Wednesday, June 4, 2014

He's Not in Love & the BLOW OFF

As a girl, one of my biggest fears was falling in love with a guy and having him tell me I’m not the one or that he doesn’t feel the same. Well, my biggest fear came true.

Since I’ve written about him a few times, I’ll just give you the major plot points. I had a crush on him in college, we reconnected years later and began a two year relationship that I will now refer to as the D-bacle (his name begins with the letter D). It started off well, but of course things are always good in the beginning. We talked most days, saw each other most weekends and there was even a romantical and sexy trip to Vegas. It felt like there was really hope for something.

I should tell you that it wasn’t love at first sight. I didn’t realize I actually loved him until we ended things. That whole “you don’t know what you’ve got until it’s gone” thing really proved true for me. Prior to D, I was the queen of excuses. I could always find reasons why relationships would never work. In fact, I often chose relationships that I KNEW would never work so I wouldn’t get hurt. It took me a while to admit to myself that I had fallen in love with D, but once I did, I went all in and never looked back. Unfortunately.

We did come back together, but it was never the same. The magic of our first few months together were forever gone, but I forged ahead anyway desperately clinging to any moments that seemed hopeful. He was never an outright ass because it’s just not in his nature to be. Which is one of the things I loved about him. He’s simply nice to everyone. Still, his passive aggressive, non-confrontational nature ultimately didn’t do me any favors. Sure, he did the absolute bare minimum to keep me around, but love has a way of making even the smallest gestures seem like enough.

_ _ _ _ _

AIM: Please continue the blog post about the D-bacle, starting right after its last sentence.

_ _ _ _ _

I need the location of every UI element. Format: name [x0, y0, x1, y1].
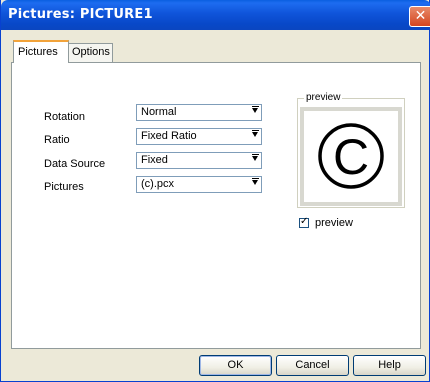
pictures-value: (c).pcx — [141, 178, 174, 190]
preview-group: preview C — [297, 92, 405, 208]
ratio-value: Fixed Ratio — [141, 130, 197, 142]
rotation-label: Rotation — [44, 111, 85, 123]
pictures-select[interactable]: (c).pcx — [136, 176, 262, 193]
rotation-select[interactable]: Normal — [136, 104, 262, 121]
close-icon: ✕ — [414, 8, 427, 24]
tab-options[interactable]: Options — [68, 43, 113, 62]
window-title: Pictures: PICTURE1 — [8, 7, 153, 22]
preview-image-box: C — [300, 107, 402, 206]
cancel-button-label: Cancel — [295, 359, 330, 371]
preview-checkbox[interactable]: ✓ — [299, 216, 309, 228]
cancel-button[interactable]: Cancel — [276, 355, 349, 376]
tab-panel: Rotation Normal Ratio Fixed Ratio Data S… — [11, 62, 421, 349]
tab-pictures[interactable]: Pictures — [13, 40, 69, 63]
help-button-label: Help — [378, 359, 401, 371]
pictures-label: Pictures — [44, 181, 84, 193]
ok-button[interactable]: OK — [199, 355, 272, 376]
help-button[interactable]: Help — [353, 355, 426, 376]
copyright-icon: C — [318, 123, 384, 189]
preview-group-label: preview — [304, 92, 343, 103]
chevron-down-icon[interactable] — [252, 154, 259, 161]
chevron-down-icon[interactable] — [252, 106, 259, 113]
chevron-down-icon[interactable] — [252, 178, 259, 185]
close-button[interactable]: ✕ — [409, 6, 430, 27]
tab-options-label: Options — [72, 46, 110, 58]
data-source-value: Fixed — [141, 154, 168, 166]
ratio-label: Ratio — [44, 134, 70, 146]
tab-pictures-label: Pictures — [18, 46, 58, 58]
data-source-label: Data Source — [44, 158, 106, 170]
title-bar[interactable]: Pictures: PICTURE1 ✕ — [1, 0, 430, 30]
ok-button-label: OK — [227, 359, 244, 371]
preview-checkbox-label[interactable]: preview — [315, 217, 353, 229]
rotation-value: Normal — [141, 106, 177, 118]
data-source-select[interactable]: Fixed — [136, 152, 262, 169]
checkmark-icon: ✓ — [300, 216, 309, 227]
copyright-letter: C — [333, 129, 369, 185]
ratio-select[interactable]: Fixed Ratio — [136, 128, 262, 145]
chevron-down-icon[interactable] — [252, 130, 259, 137]
dialog-window: Pictures: PICTURE1 ✕ Pictures Options Ro… — [0, 0, 430, 382]
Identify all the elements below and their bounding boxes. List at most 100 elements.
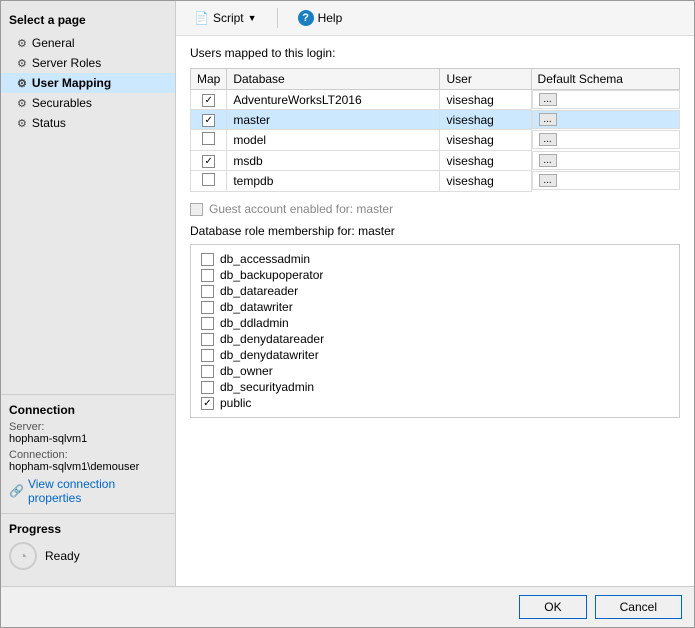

_ _ _ _ _

IN RESPONSE:
I made the excuses that all girls make. He’s stressed at work, I made mistakes the first time around, he doesn’t mix friends (that was my favorite excuse for why he rarely invited me to things). There were many stops and starts. I can’t even tell you how many tears I’ve wasted on this D-bag. It wasn’t so much that I didn’t think I deserved more. I’ve always known that I do. I was just so scared that I would never feel this away again. I never got sick of him. I liked watching weird movies with him (he had a talent for picking obscure movies for us to watch) more than I liked doing most things with most people. In any given day there would be like 5 things I wanted to tell him. And then there was our spark. We were always touching and the sex had truly reached 50 Shades status. It’s hard to find that kind of chemistry with someone you actually really enjoy spending time with. At least in my experience.

Still, I finally mustered up the strength to walk away and I actually did. For a couple months there was no contact and while I missed him, I was finally starting to breathe a little. Of course, that’s when they always come back. I’m embarrassed at how little it took for him to reel me back in (a couple of texts), but I honestly believed that there was a reason why we kept coming back to each other. There had to be a reason. Deep down, I knew that we were on borrowed time. I just wasn’t ready to let go and hoped that maybe if I continued to date and live my life, something would happen to finally make me ready to be done. Oh, who I am kidding-- I hoped he would come to his senses.

The past couple months with him were actually the best they’d been in a while. Perhaps because I had nothing to lose, I was finally able to communicate more openly and honestly. There was no more walking on eggshells, no more trying to be what I thought he wanted. I simply enjoyed our time together because what else can ya do?

We finally had our first real conversation about us in person (in 2 years every major convo had been done through email or text. Communicating about the tough stuff was not our forte even though it’s so important). I asked him why it was so hard to make me a real part of his life. He said it was because he wasn’t in love. I guess to some extent, I always knew this. If he really loved me (at least in the way a person should be loved) he wouldn’t have treated me so cavalierly.  I wouldn’t constantly be feeling anxious and insecure. Still, hearing those words out loud felt like he dropped a hatchet on my heart. He then proceeded to tell me this was somewhat of a pattern for him. He would get in long term situations with girls, but he wouldn’t fall in love and “love is so hard to find.” I wanted to shout, it’s right in front of you assclown, but that obviously wouldn’t have changed anything.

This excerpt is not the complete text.